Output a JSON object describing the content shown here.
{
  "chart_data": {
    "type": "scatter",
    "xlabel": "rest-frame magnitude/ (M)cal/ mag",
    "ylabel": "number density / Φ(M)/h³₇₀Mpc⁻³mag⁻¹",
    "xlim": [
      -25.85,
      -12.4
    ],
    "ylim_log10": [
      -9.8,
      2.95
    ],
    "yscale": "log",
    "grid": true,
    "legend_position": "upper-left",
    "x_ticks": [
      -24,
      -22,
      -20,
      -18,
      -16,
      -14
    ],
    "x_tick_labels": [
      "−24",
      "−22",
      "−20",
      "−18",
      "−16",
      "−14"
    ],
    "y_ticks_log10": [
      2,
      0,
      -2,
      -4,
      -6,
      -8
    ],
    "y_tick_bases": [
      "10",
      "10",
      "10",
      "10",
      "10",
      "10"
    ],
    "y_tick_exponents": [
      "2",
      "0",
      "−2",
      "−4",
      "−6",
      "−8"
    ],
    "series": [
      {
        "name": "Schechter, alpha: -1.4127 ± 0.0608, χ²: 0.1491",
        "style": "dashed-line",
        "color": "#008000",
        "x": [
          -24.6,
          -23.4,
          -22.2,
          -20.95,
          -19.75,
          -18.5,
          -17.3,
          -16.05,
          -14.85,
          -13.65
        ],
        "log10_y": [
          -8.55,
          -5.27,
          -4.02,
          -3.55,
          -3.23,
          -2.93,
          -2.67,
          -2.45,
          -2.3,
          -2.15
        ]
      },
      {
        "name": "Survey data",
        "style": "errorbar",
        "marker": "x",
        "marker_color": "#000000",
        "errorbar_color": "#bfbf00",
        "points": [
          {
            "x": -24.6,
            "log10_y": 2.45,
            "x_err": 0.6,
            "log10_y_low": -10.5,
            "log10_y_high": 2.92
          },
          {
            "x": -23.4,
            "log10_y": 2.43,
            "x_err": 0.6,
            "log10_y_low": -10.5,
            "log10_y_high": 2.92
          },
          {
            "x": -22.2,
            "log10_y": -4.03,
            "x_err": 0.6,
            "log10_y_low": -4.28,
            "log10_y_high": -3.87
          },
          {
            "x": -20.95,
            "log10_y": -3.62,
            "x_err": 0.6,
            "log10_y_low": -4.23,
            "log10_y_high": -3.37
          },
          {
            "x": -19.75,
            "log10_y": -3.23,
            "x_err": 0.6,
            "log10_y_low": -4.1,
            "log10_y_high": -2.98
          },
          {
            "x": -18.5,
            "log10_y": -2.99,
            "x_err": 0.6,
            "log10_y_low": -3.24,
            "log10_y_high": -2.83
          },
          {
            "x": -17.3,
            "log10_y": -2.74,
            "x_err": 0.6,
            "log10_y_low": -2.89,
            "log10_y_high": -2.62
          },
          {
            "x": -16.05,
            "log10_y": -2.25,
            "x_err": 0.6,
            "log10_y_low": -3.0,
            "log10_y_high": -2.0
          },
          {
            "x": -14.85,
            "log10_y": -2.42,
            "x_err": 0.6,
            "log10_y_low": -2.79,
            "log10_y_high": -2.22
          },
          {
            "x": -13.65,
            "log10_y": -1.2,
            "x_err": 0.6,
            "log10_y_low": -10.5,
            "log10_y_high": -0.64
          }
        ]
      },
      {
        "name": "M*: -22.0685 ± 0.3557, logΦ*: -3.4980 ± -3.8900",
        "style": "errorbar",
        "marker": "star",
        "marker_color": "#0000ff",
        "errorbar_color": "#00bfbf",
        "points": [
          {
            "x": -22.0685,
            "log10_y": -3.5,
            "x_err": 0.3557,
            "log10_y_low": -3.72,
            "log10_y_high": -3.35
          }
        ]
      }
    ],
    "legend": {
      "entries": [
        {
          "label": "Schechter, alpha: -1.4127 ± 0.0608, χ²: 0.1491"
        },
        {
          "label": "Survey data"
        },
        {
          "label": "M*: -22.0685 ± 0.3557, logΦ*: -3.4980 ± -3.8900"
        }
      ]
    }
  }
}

────────────────

- REQUIREMENT:
Retype every entry word for word.

- REPLY TO THE EXERCISE:
Output a JSON object describing the content shown here.
{
  "chart_data": {
    "type": "scatter",
    "xlabel": "rest-frame magnitude/ (M)cal/ mag",
    "ylabel": "number density / Φ(M)/h³₇₀Mpc⁻³mag⁻¹",
    "xlim": [
      -25.85,
      -12.4
    ],
    "ylim_log10": [
      -9.8,
      2.95
    ],
    "yscale": "log",
    "grid": true,
    "legend_position": "upper-left",
    "x_ticks": [
      -24,
      -22,
      -20,
      -18,
      -16,
      -14
    ],
    "x_tick_labels": [
      "−24",
      "−22",
      "−20",
      "−18",
      "−16",
      "−14"
    ],
    "y_ticks_log10": [
      2,
      0,
      -2,
      -4,
      -6,
      -8
    ],
    "y_tick_bases": [
      "10",
      "10",
      "10",
      "10",
      "10",
      "10"
    ],
    "y_tick_exponents": [
      "2",
      "0",
      "−2",
      "−4",
      "−6",
      "−8"
    ],
    "series": [
      {
        "name": "Schechter, alpha: -1.4127 ± 0.0608, χ²: 0.1491",
        "style": "dashed-line",
        "color": "#008000",
        "x": [
          -24.6,
          -23.4,
          -22.2,
          -20.95,
          -19.75,
          -18.5,
          -17.3,
          -16.05,
          -14.85,
          -13.65
        ],
        "log10_y": [
          -8.55,
          -5.27,
          -4.02,
          -3.55,
          -3.23,
          -2.93,
          -2.67,
          -2.45,
          -2.3,
          -2.15
        ]
      },
      {
        "name": "Survey data",
        "style": "errorbar",
        "marker": "x",
        "marker_color": "#000000",
        "errorbar_color": "#bfbf00",
        "points": [
          {
            "x": -24.6,
            "log10_y": 2.45,
            "x_err": 0.6,
            "log10_y_low": -10.5,
            "log10_y_high": 2.92
          },
          {
            "x": -23.4,
            "log10_y": 2.43,
            "x_err": 0.6,
            "log10_y_low": -10.5,
            "log10_y_high": 2.92
          },
          {
            "x": -22.2,
            "log10_y": -4.03,
            "x_err": 0.6,
            "log10_y_low": -4.28,
            "log10_y_high": -3.87
          },
          {
            "x": -20.95,
            "log10_y": -3.62,
            "x_err": 0.6,
            "log10_y_low": -4.23,
            "log10_y_high": -3.37
          },
          {
            "x": -19.75,
            "log10_y": -3.23,
            "x_err": 0.6,
            "log10_y_low": -4.1,
            "log10_y_high": -2.98
          },
          {
            "x": -18.5,
            "log10_y": -2.99,
            "x_err": 0.6,
            "log10_y_low": -3.24,
            "log10_y_high": -2.83
          },
          {
            "x": -17.3,
            "log10_y": -2.74,
            "x_err": 0.6,
            "log10_y_low": -2.89,
            "log10_y_high": -2.62
          },
          {
            "x": -16.05,
            "log10_y": -2.25,
            "x_err": 0.6,
            "log10_y_low": -3.0,
            "log10_y_high": -2.0
          },
          {
            "x": -14.85,
            "log10_y": -2.42,
            "x_err": 0.6,
            "log10_y_low": -2.79,
            "log10_y_high": -2.22
          },
          {
            "x": -13.65,
            "log10_y": -1.2,
            "x_err": 0.6,
            "log10_y_low": -10.5,
            "log10_y_high": -0.64
          }
        ]
      },
      {
        "name": "M*: -22.0685 ± 0.3557, logΦ*: -3.4980 ± -3.8900",
        "style": "errorbar",
        "marker": "star",
        "marker_color": "#0000ff",
        "errorbar_color": "#00bfbf",
        "points": [
          {
            "x": -22.0685,
            "log10_y": -3.5,
            "x_err": 0.3557,
            "log10_y_low": -3.72,
            "log10_y_high": -3.35
          }
        ]
      }
    ],
    "legend": {
      "entries": [
        {
          "label": "Schechter, alpha: -1.4127 ± 0.0608, χ²: 0.1491"
        },
        {
          "label": "Survey data"
        },
        {
          "label": "M*: -22.0685 ± 0.3557, logΦ*: -3.4980 ± -3.8900"
        }
      ]
    }
  }
}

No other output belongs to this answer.